For the entries that follow, tally the lines holding the string "type". Give the total and nothing else.

[Data tied to figure images]
........

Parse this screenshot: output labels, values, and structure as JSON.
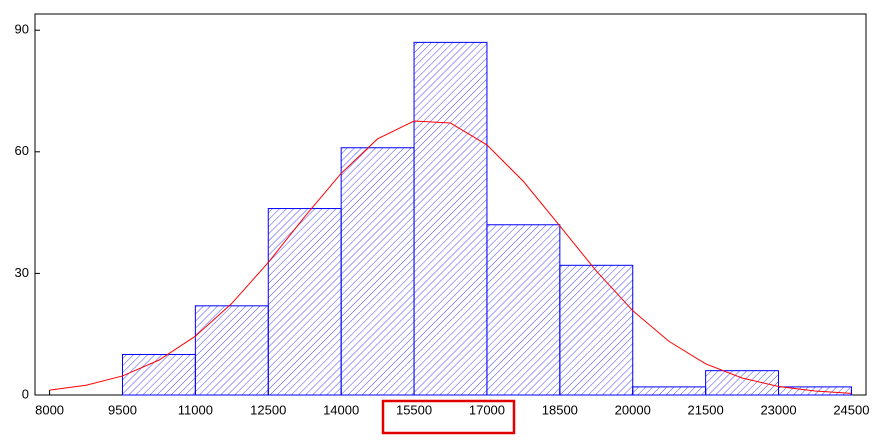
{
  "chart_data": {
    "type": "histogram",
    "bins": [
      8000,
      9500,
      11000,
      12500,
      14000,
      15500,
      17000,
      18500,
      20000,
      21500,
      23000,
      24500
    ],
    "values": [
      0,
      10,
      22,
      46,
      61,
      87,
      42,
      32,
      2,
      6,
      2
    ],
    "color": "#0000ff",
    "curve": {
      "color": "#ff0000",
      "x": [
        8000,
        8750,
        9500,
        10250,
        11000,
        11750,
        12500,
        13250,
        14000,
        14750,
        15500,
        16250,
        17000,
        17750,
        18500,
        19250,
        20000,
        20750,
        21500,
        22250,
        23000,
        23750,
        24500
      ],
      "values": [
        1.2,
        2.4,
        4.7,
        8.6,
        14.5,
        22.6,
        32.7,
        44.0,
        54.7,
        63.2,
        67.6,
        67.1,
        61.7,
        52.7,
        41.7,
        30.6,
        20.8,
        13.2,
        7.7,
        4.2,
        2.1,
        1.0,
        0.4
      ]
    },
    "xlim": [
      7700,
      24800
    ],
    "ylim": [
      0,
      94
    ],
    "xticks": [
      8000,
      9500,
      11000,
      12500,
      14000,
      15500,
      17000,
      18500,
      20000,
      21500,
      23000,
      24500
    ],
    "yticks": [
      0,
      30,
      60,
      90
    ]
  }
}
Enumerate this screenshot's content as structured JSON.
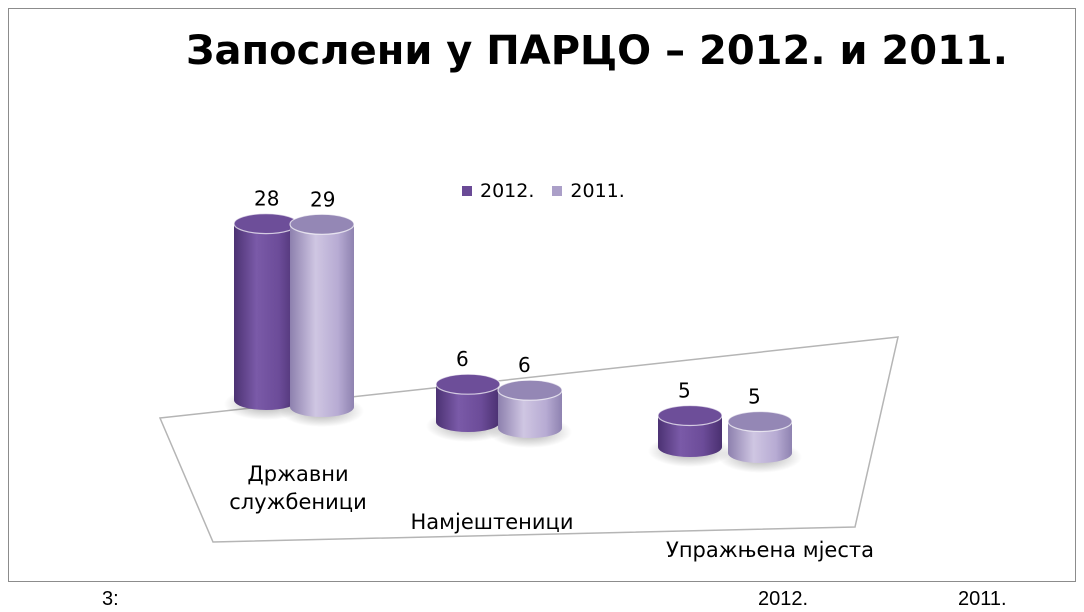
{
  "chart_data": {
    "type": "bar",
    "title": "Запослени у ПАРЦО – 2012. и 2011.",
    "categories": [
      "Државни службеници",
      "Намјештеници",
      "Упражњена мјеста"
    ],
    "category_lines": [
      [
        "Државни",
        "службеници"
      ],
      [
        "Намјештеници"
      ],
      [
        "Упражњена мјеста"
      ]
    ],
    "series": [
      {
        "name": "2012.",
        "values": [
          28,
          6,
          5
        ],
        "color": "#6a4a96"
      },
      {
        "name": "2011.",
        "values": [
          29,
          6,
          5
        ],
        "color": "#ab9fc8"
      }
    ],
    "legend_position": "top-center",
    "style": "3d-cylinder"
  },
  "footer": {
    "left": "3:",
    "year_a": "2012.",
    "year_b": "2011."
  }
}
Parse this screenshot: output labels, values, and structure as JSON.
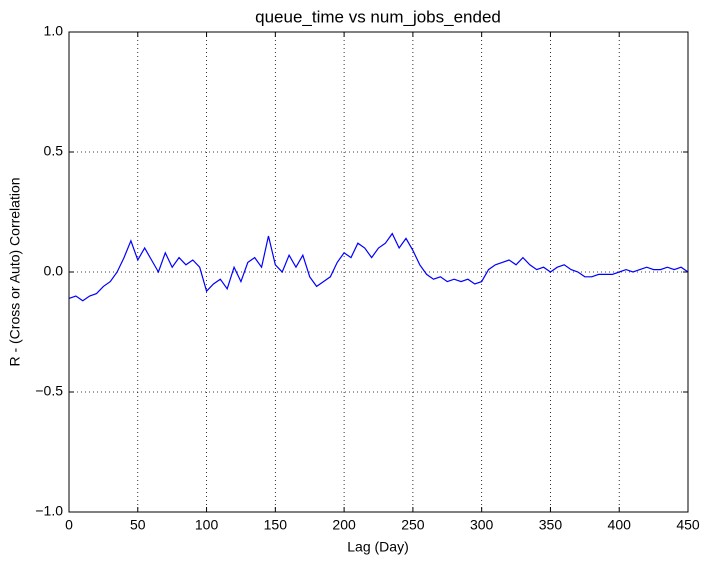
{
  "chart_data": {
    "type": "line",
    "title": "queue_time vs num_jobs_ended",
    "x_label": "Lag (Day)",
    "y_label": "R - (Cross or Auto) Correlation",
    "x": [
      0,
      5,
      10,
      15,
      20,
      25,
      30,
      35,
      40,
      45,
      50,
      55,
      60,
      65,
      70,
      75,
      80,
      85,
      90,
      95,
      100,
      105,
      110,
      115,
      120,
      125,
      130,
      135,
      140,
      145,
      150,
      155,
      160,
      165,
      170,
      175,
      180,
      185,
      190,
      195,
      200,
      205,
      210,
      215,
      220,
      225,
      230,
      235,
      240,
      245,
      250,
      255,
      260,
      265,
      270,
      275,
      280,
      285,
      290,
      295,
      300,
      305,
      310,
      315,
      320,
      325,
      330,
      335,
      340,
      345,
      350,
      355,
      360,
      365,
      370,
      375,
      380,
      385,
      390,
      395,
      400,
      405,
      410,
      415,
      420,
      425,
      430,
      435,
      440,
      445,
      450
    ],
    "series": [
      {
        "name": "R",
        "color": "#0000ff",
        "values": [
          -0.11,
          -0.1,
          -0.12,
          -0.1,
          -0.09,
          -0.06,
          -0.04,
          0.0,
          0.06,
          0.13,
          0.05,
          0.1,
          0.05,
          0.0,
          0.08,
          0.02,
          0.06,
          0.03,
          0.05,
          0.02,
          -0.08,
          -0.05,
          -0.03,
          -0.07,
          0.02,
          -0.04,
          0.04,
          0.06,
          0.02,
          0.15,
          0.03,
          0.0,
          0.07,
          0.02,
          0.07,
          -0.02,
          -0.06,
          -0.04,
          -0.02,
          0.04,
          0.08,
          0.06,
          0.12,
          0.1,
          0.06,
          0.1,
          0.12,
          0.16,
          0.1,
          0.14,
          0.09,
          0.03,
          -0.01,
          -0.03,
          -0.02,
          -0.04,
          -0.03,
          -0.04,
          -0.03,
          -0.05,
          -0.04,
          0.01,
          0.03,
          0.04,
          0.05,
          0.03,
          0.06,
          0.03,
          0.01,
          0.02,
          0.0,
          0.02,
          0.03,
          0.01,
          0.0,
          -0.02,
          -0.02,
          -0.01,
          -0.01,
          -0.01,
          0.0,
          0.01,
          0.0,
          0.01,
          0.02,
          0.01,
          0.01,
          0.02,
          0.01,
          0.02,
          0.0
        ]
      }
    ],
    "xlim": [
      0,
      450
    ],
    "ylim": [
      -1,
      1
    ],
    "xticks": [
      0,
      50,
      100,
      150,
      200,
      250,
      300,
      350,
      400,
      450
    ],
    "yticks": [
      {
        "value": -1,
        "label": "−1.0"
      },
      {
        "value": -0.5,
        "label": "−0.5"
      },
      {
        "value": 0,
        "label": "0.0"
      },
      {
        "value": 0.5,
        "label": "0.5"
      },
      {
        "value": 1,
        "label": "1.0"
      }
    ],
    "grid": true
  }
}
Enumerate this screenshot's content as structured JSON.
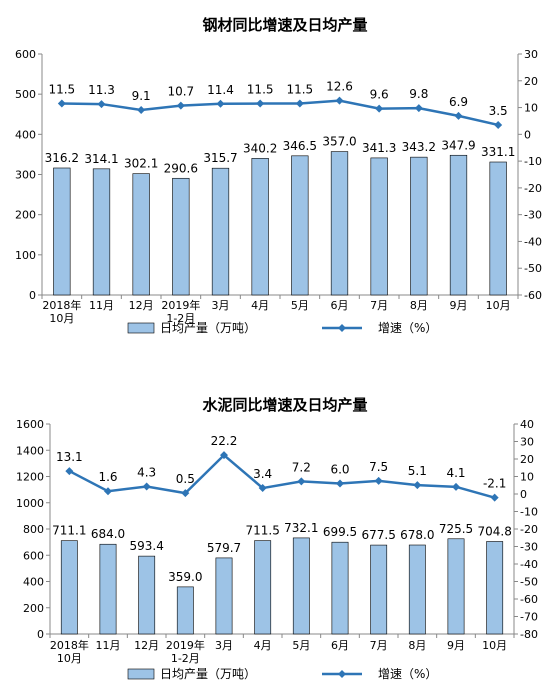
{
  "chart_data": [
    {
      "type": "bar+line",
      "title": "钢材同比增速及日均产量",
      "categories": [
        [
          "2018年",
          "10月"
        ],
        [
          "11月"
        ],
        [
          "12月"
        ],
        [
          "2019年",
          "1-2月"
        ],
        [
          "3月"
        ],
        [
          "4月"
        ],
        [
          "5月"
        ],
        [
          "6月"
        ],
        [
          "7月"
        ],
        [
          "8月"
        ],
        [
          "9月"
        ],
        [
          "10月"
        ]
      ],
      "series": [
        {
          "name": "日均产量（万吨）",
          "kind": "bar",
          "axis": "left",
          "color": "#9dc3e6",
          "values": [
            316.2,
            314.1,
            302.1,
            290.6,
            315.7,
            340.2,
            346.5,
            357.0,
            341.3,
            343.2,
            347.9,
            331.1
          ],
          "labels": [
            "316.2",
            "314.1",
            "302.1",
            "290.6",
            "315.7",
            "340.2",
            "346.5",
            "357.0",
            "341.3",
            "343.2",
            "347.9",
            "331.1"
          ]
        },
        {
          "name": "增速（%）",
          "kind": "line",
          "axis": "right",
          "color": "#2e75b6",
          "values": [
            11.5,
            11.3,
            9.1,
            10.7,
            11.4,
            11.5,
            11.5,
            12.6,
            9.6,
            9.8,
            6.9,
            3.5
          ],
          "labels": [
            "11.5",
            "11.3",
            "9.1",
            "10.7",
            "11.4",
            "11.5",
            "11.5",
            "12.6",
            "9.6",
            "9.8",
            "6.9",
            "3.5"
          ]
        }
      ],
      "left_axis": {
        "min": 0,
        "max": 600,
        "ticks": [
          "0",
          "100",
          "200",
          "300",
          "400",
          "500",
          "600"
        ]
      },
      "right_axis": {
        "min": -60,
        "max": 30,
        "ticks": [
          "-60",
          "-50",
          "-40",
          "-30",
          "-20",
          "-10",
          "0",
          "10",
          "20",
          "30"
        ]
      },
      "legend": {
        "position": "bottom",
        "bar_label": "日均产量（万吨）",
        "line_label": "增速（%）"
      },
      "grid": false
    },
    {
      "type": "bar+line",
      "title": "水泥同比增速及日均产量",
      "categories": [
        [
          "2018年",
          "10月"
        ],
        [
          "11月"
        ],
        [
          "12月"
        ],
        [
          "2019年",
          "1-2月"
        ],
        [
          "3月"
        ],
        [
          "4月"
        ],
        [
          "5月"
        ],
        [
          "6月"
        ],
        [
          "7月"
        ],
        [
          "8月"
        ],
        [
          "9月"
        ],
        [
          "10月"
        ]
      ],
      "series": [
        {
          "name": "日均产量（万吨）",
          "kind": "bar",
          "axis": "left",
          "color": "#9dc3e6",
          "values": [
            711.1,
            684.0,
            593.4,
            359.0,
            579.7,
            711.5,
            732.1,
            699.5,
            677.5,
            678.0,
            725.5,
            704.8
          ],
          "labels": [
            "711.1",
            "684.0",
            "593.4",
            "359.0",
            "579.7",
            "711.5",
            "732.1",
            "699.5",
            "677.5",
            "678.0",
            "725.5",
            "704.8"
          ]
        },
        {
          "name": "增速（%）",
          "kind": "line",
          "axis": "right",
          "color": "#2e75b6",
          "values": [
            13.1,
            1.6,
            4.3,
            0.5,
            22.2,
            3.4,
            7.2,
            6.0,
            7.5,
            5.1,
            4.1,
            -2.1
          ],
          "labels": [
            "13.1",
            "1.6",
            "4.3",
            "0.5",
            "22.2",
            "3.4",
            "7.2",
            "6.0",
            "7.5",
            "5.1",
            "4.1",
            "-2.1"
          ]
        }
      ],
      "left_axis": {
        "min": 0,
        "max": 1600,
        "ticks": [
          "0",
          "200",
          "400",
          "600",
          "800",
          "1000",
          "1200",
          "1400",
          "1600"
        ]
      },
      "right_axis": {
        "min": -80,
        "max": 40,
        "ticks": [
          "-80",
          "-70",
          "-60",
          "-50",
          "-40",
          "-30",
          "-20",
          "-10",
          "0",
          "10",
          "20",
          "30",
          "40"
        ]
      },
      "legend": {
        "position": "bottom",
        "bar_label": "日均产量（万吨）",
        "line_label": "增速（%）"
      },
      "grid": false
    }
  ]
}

........

WORKED SOLUTION =>
5